From Book 3, Chapter 6: Christian Marriage
Before we consider this modern view [of marriage and divorce] in its relation to chastity, we must not forget to consider it in relation to another virtue, namely justice. Justice, as I said before, includes the keeping of promises. Now everyone who has been married in a church has made a public, solemn promise to stick to his (or her) partner till death. The duty of keeping that promise has no special connection with sexual morality: it is in the same position as any other promise. ...
To this someone may reply that he regarded the promise made in church as a mere formality and never intended to keep it. Whom, then, was he trying to deceive when he made it? God? That was really very unwise. Himself? That was not very much wiser. The bride, or bridegroom, or the "in-laws"? That was treacherous. Most often, I think, the couple (or one of them) hoped to deceive the public. They wanted the respectability that is attached to marriage without intending to pay the price: that is, they were imposters, they cheated. If they are still contented cheats, I have nothing to say to them: who would urge the high and hard duty of chastity on people who have not yet wished to be merely honest? If they have now come to their senses and want to be honest, their promise, already made, constrains them. And this, you will see, comes under the heading of justice, not that of chastity. If people do not believe in permanent marriage, it is perhaps better that they should live together unmarried than that they should make vows they do not mean to keep. It is true that by living together without marriage they will be guilty (in Christian eyes) of fornication. But one fault is not mended by adding another: unchastity is not improved by adding perjury.
From Book 3, Chapter 7: Christian Forgiveness
I remember Christian teachers telling me long ago that I must hate a bad man's actions, but not hate the bad man: or, as they would say, hate the sin but not the sinner. For a long time I used to think this a silly, straw-splitting distinction: how could you hate what a man did and not hate the man? But years later it occurred to me that there was one man to whom I had been doing this all my life—namely myself.

* [The request]: In the excerpt on Christian marriage and forgiveness, which virtue is said to include the keeping of promises? The records have no connection to the excerpt.

* [Records shown]:

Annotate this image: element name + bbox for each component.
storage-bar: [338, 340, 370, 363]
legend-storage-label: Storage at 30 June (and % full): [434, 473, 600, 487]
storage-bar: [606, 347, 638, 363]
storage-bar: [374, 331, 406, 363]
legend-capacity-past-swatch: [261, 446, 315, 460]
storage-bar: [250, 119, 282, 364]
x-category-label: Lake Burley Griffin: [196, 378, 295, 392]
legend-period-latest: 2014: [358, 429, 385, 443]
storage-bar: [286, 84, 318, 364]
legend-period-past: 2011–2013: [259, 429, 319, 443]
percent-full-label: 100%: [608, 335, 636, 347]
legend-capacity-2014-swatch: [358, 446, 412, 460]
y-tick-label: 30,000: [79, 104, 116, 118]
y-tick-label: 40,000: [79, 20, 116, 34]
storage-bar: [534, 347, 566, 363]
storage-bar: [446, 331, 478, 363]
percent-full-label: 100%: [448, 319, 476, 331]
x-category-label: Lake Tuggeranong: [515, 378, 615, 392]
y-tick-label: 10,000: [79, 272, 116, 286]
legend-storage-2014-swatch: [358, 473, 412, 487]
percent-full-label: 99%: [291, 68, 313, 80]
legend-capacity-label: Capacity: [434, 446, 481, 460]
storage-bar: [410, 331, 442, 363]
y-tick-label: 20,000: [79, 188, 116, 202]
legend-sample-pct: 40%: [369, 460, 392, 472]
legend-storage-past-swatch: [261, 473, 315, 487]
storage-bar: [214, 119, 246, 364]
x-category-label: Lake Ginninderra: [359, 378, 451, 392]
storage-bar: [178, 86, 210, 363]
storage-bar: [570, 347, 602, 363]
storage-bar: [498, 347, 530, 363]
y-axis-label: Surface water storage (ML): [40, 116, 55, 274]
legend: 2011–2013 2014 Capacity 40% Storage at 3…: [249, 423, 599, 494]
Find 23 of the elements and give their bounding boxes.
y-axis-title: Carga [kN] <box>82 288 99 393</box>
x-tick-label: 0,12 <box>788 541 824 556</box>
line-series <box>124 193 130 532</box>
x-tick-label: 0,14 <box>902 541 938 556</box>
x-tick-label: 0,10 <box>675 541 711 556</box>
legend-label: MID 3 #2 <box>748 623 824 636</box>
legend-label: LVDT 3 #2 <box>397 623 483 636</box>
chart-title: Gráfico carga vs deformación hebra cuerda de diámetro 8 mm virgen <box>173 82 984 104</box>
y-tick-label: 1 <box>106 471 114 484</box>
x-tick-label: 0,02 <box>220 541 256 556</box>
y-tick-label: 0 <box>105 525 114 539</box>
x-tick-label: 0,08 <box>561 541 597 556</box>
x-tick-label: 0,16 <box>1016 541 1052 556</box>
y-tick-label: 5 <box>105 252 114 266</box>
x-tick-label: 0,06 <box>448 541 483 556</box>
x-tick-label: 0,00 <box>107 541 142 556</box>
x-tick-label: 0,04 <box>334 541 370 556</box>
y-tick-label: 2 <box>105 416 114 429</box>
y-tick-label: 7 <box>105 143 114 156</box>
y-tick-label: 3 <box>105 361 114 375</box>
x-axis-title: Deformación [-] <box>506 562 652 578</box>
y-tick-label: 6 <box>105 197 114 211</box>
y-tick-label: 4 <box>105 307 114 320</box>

* [Expected answer]: Justice.